In the listing below, locate the lines bearing the word "Sophia". Copy every one of them.
+++++
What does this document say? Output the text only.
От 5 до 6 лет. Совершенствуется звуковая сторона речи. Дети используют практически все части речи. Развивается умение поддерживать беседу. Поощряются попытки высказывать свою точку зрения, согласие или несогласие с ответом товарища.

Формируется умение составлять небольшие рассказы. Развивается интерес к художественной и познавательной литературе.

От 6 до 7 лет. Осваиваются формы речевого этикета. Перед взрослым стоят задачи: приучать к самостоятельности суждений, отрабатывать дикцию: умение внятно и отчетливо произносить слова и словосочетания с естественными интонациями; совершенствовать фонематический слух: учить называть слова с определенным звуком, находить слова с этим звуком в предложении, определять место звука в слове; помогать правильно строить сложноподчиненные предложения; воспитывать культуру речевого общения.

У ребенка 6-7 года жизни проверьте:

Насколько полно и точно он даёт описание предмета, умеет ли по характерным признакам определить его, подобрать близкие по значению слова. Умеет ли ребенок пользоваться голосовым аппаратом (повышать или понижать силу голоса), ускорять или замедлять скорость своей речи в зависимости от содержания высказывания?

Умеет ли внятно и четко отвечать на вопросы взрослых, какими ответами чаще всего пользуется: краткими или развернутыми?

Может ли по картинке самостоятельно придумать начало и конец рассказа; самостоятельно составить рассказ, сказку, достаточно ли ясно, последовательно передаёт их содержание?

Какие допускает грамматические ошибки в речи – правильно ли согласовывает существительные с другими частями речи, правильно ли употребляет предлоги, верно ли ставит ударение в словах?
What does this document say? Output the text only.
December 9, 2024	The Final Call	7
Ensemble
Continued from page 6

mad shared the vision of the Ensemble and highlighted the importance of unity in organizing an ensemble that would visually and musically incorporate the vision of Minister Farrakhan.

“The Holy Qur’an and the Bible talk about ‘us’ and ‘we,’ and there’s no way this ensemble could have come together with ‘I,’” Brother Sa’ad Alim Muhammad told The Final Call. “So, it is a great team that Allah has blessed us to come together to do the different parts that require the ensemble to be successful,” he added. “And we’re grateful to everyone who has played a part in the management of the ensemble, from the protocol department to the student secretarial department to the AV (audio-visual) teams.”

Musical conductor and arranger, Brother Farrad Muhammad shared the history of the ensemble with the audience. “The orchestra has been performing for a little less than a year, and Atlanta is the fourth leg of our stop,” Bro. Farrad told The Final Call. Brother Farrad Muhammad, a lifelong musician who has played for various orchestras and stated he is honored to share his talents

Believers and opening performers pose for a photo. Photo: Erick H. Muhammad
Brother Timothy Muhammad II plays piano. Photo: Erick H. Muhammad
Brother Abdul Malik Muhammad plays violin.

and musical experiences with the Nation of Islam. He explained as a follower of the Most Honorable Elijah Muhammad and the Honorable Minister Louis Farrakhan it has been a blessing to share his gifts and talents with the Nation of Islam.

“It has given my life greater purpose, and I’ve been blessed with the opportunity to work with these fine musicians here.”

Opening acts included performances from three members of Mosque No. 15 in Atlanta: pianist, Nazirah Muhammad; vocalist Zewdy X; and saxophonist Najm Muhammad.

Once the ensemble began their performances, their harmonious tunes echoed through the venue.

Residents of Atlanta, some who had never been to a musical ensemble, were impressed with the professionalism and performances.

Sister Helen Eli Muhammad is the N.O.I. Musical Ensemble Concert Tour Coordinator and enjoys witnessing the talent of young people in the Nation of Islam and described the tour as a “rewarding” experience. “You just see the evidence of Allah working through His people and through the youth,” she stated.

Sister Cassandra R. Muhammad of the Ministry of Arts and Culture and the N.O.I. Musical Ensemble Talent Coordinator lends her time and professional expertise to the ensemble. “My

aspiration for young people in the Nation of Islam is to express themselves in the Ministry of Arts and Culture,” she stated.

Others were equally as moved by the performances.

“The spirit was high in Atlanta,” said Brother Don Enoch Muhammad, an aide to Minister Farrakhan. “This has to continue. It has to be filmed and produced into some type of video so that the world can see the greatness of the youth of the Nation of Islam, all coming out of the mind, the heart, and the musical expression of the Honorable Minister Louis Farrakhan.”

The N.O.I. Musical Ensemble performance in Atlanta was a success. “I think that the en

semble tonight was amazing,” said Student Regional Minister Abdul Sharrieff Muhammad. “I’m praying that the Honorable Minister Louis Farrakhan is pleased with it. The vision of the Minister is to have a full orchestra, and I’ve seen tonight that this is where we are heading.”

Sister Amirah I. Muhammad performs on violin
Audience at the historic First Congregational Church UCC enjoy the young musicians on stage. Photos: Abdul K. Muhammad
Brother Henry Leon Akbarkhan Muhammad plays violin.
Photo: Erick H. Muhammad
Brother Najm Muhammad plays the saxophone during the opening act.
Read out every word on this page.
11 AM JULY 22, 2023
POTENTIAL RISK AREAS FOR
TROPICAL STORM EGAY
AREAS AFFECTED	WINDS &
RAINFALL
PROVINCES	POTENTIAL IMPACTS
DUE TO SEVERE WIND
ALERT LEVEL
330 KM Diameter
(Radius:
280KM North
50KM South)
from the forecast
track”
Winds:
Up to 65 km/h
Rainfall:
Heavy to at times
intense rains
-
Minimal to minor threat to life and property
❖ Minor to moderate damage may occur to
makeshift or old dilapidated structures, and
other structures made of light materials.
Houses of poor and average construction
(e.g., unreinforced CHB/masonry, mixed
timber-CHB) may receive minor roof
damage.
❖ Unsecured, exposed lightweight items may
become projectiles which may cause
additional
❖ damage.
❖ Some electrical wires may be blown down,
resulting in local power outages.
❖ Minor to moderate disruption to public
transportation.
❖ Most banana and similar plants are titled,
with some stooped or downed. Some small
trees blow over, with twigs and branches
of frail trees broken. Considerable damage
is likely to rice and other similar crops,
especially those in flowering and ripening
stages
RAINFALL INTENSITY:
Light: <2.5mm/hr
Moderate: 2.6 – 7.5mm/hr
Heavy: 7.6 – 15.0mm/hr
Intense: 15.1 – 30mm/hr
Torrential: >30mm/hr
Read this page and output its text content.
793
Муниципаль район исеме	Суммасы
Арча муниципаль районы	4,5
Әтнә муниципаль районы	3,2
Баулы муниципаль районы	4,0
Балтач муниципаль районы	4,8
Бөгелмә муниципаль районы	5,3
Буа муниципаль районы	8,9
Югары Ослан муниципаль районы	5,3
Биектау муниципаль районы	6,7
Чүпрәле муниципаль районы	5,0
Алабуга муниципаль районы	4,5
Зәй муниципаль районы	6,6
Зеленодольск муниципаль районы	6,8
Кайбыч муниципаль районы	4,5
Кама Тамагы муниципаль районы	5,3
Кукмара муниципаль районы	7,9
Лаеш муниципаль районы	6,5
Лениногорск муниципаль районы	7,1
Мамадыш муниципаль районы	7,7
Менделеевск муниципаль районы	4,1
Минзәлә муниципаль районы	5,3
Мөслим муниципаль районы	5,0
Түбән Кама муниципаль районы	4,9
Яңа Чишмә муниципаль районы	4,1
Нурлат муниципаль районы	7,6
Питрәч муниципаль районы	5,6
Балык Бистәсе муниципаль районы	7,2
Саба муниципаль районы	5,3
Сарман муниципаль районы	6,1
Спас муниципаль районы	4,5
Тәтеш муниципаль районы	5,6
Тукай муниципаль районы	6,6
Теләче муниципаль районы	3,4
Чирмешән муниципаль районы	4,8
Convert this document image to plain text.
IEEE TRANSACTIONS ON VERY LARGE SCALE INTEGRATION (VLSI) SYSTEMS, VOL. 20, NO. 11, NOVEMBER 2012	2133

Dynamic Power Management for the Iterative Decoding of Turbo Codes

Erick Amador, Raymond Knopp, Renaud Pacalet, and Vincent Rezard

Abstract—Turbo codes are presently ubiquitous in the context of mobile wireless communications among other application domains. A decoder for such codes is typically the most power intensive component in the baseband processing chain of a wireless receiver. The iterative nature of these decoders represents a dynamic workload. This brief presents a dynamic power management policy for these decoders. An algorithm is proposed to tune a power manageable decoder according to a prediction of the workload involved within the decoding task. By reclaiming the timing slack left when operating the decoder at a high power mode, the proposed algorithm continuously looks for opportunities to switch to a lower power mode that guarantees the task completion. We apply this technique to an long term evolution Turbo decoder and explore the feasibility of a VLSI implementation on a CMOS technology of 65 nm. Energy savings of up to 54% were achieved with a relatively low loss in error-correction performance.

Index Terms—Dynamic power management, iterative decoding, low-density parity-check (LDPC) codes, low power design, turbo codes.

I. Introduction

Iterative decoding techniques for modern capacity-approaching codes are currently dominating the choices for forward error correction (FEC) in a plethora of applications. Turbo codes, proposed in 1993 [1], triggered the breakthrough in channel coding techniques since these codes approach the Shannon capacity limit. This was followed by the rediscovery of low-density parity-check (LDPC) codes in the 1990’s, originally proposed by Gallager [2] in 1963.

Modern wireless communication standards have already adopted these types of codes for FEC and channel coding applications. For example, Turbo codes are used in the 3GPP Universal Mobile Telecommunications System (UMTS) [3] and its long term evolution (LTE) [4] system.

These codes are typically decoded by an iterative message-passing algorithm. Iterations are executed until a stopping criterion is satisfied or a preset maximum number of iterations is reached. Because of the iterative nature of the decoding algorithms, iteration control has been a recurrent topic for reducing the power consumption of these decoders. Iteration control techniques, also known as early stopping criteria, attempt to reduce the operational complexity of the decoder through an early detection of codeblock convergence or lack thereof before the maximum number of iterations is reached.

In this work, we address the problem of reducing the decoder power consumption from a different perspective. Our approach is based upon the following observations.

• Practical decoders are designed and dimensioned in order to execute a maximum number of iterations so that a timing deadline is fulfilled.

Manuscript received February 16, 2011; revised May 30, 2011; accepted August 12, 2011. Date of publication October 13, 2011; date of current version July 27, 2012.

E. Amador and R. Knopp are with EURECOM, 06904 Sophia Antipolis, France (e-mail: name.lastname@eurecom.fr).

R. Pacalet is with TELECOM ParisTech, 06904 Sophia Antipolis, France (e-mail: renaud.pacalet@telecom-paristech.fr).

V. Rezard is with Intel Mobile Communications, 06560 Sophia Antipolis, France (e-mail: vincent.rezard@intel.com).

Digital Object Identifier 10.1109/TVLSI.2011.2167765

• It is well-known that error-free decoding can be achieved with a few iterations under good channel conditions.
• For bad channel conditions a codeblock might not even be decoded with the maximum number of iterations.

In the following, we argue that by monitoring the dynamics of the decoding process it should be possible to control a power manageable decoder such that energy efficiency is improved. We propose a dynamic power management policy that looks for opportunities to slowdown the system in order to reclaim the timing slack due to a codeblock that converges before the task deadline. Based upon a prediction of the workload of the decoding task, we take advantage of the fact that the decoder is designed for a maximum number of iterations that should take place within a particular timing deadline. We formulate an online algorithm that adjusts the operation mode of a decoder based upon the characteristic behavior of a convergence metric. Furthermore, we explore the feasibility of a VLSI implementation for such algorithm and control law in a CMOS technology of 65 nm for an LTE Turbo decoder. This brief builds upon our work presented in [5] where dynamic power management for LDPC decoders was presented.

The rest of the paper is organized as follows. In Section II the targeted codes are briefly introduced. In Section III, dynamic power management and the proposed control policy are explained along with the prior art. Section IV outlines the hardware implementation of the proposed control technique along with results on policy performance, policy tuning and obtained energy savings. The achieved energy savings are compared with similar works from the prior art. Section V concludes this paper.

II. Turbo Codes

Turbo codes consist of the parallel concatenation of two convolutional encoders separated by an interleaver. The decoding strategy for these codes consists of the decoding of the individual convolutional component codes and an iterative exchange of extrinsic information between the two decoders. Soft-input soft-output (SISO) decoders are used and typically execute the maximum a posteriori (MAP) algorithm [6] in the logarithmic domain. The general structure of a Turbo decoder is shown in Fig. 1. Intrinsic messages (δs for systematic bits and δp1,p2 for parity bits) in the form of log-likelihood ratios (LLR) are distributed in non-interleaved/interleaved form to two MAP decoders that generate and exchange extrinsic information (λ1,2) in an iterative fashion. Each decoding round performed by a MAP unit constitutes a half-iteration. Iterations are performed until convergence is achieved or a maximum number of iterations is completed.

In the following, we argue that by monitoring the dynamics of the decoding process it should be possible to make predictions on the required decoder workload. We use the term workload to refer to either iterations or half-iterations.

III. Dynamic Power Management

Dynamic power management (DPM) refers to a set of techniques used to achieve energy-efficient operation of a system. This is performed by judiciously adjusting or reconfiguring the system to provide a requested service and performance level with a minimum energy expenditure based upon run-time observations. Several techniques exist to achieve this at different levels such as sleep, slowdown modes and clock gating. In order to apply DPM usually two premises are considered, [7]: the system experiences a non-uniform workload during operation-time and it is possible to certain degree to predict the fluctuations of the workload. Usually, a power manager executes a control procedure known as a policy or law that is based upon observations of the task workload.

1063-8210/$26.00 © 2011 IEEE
+++++
● Answer for this exercise
E. Amador and R. Knopp are with EURECOM, 06904 Sophia Antipolis, France (e-mail: name.lastname@eurecom.fr).
R. Pacalet is with TELECOM ParisTech, 06904 Sophia Antipolis, France (e-mail: renaud.pacalet@telecom-paristech.fr).
V. Rezard is with Intel Mobile Communications, 06560 Sophia Antipolis, France (e-mail: vincent.rezard@intel.com).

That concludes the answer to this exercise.